• **Task directions**
Every entry needs to be printed exactly, please.

- - -

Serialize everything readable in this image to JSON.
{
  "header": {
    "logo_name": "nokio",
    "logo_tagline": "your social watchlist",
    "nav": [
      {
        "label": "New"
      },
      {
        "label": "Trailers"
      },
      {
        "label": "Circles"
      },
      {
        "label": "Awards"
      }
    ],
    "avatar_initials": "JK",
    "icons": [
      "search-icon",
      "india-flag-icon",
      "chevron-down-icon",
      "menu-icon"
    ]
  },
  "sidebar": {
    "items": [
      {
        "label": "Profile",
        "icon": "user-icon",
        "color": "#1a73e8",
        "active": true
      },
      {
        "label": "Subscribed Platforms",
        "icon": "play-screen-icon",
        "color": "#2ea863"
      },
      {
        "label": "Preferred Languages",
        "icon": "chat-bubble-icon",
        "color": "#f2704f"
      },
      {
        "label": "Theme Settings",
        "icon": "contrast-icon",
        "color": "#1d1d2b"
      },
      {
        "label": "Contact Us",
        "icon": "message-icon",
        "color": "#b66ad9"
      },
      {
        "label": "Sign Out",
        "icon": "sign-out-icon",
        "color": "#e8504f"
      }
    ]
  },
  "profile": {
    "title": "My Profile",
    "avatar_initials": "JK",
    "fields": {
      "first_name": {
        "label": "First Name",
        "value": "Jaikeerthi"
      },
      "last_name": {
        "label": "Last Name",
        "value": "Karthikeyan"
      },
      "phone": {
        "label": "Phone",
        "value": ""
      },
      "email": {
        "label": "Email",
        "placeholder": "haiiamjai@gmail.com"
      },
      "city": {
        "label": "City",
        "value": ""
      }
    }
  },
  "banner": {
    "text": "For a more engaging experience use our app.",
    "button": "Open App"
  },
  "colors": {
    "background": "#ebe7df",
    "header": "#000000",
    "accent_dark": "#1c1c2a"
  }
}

- - -

• **Output for this exercise**
Serialize everything readable in this image to JSON.
{
  "header": {
    "logo_name": "nokio",
    "logo_tagline": "your social watchlist",
    "nav": [
      {
        "label": "New"
      },
      {
        "label": "Trailers"
      },
      {
        "label": "Circles"
      },
      {
        "label": "Awards"
      }
    ],
    "avatar_initials": "JK",
    "icons": [
      "search-icon",
      "india-flag-icon",
      "chevron-down-icon",
      "menu-icon"
    ]
  },
  "sidebar": {
    "items": [
      {
        "label": "Profile",
        "icon": "user-icon",
        "color": "#1a73e8",
        "active": true
      },
      {
        "label": "Subscribed Platforms",
        "icon": "play-screen-icon",
        "color": "#2ea863"
      },
      {
        "label": "Preferred Languages",
        "icon": "chat-bubble-icon",
        "color": "#f2704f"
      },
      {
        "label": "Theme Settings",
        "icon": "contrast-icon",
        "color": "#1d1d2b"
      },
      {
        "label": "Contact Us",
        "icon": "message-icon",
        "color": "#b66ad9"
      },
      {
        "label": "Sign Out",
        "icon": "sign-out-icon",
        "color": "#e8504f"
      }
    ]
  },
  "profile": {
    "title": "My Profile",
    "avatar_initials": "JK",
    "fields": {
      "first_name": {
        "label": "First Name",
        "value": "Jaikeerthi"
      },
      "last_name": {
        "label": "Last Name",
        "value": "Karthikeyan"
      },
      "phone": {
        "label": "Phone",
        "value": ""
      },
      "email": {
        "label": "Email",
        "placeholder": "haiiamjai@gmail.com"
      },
      "city": {
        "label": "City",
        "value": ""
      }
    }
  },
  "banner": {
    "text": "For a more engaging experience use our app.",
    "button": "Open App"
  },
  "colors": {
    "background": "#ebe7df",
    "header": "#000000",
    "accent_dark": "#1c1c2a"
  }
}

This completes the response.